Figure collection entries
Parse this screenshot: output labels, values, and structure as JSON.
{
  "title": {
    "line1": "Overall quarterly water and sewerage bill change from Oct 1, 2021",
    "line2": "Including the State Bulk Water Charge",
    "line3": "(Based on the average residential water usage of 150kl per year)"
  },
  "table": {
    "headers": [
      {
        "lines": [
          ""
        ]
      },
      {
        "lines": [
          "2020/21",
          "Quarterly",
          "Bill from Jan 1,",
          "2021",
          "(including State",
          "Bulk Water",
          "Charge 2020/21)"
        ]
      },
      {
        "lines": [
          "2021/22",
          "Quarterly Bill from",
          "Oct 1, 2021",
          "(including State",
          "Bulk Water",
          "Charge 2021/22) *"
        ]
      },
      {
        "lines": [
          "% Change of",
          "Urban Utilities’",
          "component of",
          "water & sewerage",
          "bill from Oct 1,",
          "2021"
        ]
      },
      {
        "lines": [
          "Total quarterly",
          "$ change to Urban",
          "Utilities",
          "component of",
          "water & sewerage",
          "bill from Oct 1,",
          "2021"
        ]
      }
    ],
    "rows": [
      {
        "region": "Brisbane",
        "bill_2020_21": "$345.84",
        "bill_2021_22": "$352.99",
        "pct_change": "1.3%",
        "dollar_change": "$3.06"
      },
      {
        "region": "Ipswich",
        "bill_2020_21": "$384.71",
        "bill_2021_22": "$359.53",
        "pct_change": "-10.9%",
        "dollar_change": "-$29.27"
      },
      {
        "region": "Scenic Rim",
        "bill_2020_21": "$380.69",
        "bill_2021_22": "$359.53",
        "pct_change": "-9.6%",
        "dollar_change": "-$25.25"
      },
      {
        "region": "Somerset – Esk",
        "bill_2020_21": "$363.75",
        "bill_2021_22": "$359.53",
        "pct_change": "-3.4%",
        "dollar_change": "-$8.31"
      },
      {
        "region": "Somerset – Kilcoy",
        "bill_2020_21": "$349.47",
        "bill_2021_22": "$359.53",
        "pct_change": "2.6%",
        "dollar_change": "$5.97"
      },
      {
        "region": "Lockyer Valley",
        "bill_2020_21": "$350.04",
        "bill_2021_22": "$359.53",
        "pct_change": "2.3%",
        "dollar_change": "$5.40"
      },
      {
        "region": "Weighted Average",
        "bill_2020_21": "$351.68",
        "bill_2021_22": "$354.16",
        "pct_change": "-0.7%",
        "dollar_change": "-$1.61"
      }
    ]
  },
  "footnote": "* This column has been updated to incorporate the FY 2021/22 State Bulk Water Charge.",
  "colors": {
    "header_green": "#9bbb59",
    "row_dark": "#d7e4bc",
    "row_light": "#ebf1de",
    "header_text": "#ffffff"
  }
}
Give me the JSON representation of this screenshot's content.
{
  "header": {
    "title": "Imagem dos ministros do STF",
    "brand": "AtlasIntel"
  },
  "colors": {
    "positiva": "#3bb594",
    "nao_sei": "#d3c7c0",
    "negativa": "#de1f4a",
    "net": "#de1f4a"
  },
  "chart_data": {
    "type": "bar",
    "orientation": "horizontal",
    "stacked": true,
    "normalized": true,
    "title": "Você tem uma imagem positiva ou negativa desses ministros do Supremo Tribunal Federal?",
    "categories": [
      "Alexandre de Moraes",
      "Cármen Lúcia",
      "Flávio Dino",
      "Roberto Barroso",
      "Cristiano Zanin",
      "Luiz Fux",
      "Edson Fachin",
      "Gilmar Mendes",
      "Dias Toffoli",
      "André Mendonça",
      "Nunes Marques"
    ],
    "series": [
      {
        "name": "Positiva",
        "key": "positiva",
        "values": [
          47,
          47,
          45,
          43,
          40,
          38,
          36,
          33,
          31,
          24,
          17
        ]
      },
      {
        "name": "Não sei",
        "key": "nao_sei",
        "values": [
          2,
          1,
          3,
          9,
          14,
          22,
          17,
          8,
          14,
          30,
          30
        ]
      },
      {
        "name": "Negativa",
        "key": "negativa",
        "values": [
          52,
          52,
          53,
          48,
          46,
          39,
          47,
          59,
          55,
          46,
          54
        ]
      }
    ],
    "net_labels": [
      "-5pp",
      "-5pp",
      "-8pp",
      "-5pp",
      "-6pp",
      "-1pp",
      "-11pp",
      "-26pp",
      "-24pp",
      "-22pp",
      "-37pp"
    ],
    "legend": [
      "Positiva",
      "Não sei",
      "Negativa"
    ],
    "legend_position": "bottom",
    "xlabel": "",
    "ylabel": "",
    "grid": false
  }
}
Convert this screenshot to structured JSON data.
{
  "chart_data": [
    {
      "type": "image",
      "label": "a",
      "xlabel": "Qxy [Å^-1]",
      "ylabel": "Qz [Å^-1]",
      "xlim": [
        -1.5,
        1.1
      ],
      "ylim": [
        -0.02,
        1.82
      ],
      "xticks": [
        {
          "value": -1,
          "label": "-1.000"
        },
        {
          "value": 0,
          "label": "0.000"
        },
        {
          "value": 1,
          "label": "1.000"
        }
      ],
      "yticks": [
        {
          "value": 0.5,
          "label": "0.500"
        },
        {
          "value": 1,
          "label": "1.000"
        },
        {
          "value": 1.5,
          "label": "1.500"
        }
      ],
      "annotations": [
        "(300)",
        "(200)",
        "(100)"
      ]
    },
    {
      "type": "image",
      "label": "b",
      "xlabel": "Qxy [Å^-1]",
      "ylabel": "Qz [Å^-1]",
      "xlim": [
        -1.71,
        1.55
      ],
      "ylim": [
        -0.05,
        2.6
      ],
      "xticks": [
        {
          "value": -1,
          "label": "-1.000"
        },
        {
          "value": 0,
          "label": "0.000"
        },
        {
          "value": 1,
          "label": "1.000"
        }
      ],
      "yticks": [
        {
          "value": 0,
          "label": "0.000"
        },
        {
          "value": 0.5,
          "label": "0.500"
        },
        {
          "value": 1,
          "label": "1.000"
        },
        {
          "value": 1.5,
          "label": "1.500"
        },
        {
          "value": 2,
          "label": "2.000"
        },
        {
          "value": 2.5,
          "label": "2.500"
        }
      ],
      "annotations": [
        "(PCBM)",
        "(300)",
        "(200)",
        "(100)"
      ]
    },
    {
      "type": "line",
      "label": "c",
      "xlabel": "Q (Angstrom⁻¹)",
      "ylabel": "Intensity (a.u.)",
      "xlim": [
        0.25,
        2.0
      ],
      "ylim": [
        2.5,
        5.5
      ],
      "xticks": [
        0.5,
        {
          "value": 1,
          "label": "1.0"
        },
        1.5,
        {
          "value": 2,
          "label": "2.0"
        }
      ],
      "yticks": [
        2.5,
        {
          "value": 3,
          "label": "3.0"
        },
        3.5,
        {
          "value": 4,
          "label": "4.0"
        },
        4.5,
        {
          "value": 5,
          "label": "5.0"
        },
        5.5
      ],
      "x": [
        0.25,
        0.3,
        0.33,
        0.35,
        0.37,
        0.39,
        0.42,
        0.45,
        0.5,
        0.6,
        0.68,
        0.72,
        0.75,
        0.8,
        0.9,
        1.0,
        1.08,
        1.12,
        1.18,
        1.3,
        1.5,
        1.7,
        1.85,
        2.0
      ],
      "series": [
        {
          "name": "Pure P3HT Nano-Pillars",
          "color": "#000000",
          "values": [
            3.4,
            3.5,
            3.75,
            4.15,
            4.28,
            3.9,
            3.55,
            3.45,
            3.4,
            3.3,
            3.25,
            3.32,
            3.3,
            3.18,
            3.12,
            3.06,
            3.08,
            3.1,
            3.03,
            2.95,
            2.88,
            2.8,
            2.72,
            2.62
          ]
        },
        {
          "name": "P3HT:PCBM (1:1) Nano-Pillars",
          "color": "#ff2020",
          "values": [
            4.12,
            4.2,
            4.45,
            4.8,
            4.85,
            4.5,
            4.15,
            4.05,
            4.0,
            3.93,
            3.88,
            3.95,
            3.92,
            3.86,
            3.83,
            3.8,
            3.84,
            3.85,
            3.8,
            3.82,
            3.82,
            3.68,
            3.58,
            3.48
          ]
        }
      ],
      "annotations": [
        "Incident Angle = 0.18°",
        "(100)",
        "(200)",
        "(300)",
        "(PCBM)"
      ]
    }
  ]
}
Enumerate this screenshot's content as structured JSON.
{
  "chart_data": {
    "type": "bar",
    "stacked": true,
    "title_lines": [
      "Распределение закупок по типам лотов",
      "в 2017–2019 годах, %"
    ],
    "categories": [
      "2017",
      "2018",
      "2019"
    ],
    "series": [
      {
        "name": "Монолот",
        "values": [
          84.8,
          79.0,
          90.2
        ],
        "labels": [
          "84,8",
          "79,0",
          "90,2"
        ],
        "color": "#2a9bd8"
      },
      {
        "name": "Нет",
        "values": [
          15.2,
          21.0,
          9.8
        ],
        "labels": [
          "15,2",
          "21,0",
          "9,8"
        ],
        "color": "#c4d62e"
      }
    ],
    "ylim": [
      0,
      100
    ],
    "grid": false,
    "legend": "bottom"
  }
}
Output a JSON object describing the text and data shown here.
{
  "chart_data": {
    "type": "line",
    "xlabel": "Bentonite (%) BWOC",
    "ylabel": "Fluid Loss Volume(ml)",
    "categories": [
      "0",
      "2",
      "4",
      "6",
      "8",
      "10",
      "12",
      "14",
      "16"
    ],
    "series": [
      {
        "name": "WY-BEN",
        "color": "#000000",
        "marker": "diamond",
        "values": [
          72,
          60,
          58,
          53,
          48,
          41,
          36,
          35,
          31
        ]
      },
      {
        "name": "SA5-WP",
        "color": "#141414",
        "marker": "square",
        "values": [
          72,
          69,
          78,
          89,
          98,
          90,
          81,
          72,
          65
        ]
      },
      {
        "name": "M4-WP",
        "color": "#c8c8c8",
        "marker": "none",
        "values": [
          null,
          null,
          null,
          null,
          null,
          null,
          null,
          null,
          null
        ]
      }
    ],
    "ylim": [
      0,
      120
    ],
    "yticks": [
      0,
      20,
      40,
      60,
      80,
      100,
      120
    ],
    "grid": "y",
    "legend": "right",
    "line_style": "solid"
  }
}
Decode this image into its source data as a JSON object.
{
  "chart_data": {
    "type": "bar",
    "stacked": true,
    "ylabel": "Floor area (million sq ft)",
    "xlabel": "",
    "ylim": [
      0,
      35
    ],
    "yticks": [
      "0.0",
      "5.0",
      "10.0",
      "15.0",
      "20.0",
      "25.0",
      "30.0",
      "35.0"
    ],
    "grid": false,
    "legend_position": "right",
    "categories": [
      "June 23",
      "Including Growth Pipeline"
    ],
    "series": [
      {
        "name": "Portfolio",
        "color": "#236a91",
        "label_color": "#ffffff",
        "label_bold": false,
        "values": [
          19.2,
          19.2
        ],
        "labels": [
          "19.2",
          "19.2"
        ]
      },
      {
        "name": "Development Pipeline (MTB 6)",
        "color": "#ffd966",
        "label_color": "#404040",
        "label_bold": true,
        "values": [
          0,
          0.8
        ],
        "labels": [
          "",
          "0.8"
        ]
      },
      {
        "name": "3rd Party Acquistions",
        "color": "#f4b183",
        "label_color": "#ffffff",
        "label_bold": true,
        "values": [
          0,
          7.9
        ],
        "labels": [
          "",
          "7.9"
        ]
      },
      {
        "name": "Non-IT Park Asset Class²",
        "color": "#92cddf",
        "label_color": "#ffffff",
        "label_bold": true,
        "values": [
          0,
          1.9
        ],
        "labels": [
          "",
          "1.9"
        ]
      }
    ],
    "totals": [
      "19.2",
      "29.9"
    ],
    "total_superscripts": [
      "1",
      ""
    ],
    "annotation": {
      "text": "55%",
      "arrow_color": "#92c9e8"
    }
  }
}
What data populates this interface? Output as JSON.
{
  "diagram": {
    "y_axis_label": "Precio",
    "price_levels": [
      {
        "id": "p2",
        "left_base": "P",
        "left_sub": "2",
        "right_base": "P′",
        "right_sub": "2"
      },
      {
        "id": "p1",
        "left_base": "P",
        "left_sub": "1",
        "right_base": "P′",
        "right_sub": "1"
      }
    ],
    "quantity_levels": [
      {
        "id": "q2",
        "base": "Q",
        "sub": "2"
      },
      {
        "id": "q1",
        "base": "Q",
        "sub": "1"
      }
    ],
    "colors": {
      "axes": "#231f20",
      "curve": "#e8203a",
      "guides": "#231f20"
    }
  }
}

Given task: Pull out every line of the records above that contains the word "screenshot".

Output for this exercise:
Parse this screenshot: output labels, values, and structure as JSON.
Give me the JSON representation of this screenshot's content.
Convert this screenshot to structured JSON data.
Enumerate this screenshot's content as structured JSON.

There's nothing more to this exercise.